Passage >>
----------------------------------------
On her move to London and her father’s death, with a one-year old son and much of her father’s estate issues to look after, she took a break.  Then, five years ago and another child later, her marriage fell apart.  However, within the pain there emerged a new found independence that set her voice free.  Suddenly doors opened that led her to meeting record producer, Andy Wright. Miel says, “He really gets me.  We have these amazing moments when I give him my songs and he sits at the piano and starts the chord arrangements, and every time I cry, because what comes out is magical.”

 

The album was a tear- and yet joy-filled journey of self-deliverance. Miel is asking to be magnetic….to draw you in closer…. The overall sound of the album’s tracks is mellifluous, harmonious, yet the songs are very different in style.
----------------------------------------
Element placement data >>

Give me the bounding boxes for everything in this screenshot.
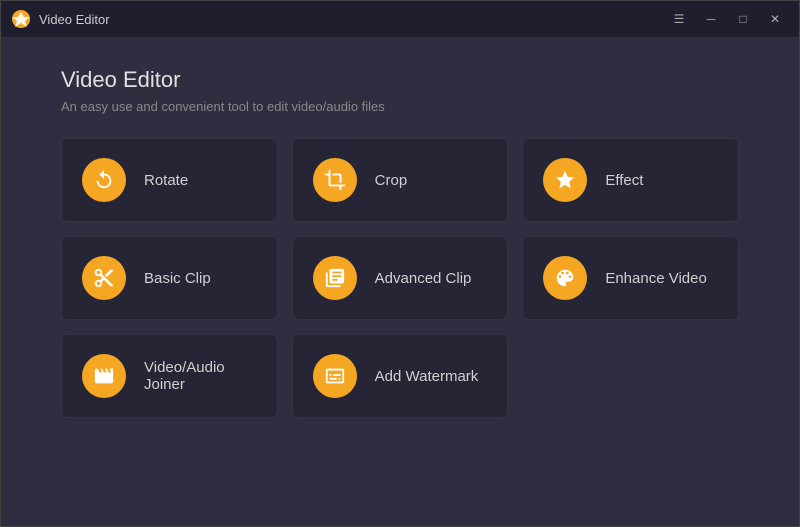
page-subtitle: An easy use and convenient tool to edit … — [61, 99, 739, 114]
effect-card[interactable]: Effect — [522, 138, 739, 222]
menu-button[interactable]: ☰ — [665, 9, 693, 29]
enhance-video-card[interactable]: Enhance Video — [522, 236, 739, 320]
app-logo — [11, 9, 31, 29]
video-audio-joiner-card[interactable]: Video/Audio Joiner — [61, 334, 278, 418]
page-header: Video Editor An easy use and convenient … — [61, 67, 739, 114]
scissors-icon — [82, 256, 126, 300]
crop-icon — [313, 158, 357, 202]
window-title: Video Editor — [39, 12, 665, 27]
effect-label: Effect — [605, 172, 643, 189]
basic-clip-label: Basic Clip — [144, 270, 211, 287]
page-title: Video Editor — [61, 67, 739, 93]
palette-icon — [543, 256, 587, 300]
rotate-label: Rotate — [144, 172, 188, 189]
video-audio-joiner-label: Video/Audio Joiner — [144, 359, 225, 393]
main-content: Video Editor An easy use and convenient … — [1, 37, 799, 526]
film-icon — [82, 354, 126, 398]
minimize-button[interactable]: ─ — [697, 9, 725, 29]
basic-clip-card[interactable]: Basic Clip — [61, 236, 278, 320]
add-watermark-card[interactable]: Add Watermark — [292, 334, 509, 418]
rotate-card[interactable]: Rotate — [61, 138, 278, 222]
titlebar: Video Editor ☰ ─ □ ✕ — [1, 1, 799, 37]
rotate-icon — [82, 158, 126, 202]
maximize-button[interactable]: □ — [729, 9, 757, 29]
feature-grid: Rotate Crop Effect — [61, 138, 739, 418]
add-watermark-label: Add Watermark — [375, 368, 479, 385]
enhance-video-label: Enhance Video — [605, 270, 706, 287]
app-window: Video Editor ☰ ─ □ ✕ Video Editor An eas… — [0, 0, 800, 527]
advanced-clip-icon — [313, 256, 357, 300]
effect-icon — [543, 158, 587, 202]
crop-label: Crop — [375, 172, 408, 189]
window-controls: ☰ ─ □ ✕ — [665, 9, 789, 29]
crop-card[interactable]: Crop — [292, 138, 509, 222]
watermark-icon — [313, 354, 357, 398]
close-button[interactable]: ✕ — [761, 9, 789, 29]
advanced-clip-label: Advanced Clip — [375, 270, 472, 287]
advanced-clip-card[interactable]: Advanced Clip — [292, 236, 509, 320]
----------------------------------------
Short task >> Extend the passage about Miel and her album, starting right after its last sentence. These records were taken from a different source than the text.

Result >>
‘Ne me Quitte Pas’ is a sensuous bolero and Piaf’s ‘Non, Je ne Regrette Rien’ here gets a reggae interpretation Piaf would probably love.  It is a joyful, upbeat version that means what it says.  The swirling arrangements of ‘La Java Bleue’, ‘Mon Amant de St. Jean’ and ‘Mon Manège à Moi’ take us with Miel on a journey of surrender to love.  She says, “when I sing my songs, I often see myself skipping down the cobbled streets of Paris, the feeling is one of lightness.”

 

Miel is clearly a woman who loves passionately and she expresses this in her songs; she dreams of a kiss from a stranger in her “dark nights” in Embrasse Moi’. The charming acoustic ’Vivement la Joie’ is a burst of carefree happiness, Miel sounding like a footloose Vanessa Paradis.  “It’s a poem I wrote to cheer myself up – a tiny ode to joy!”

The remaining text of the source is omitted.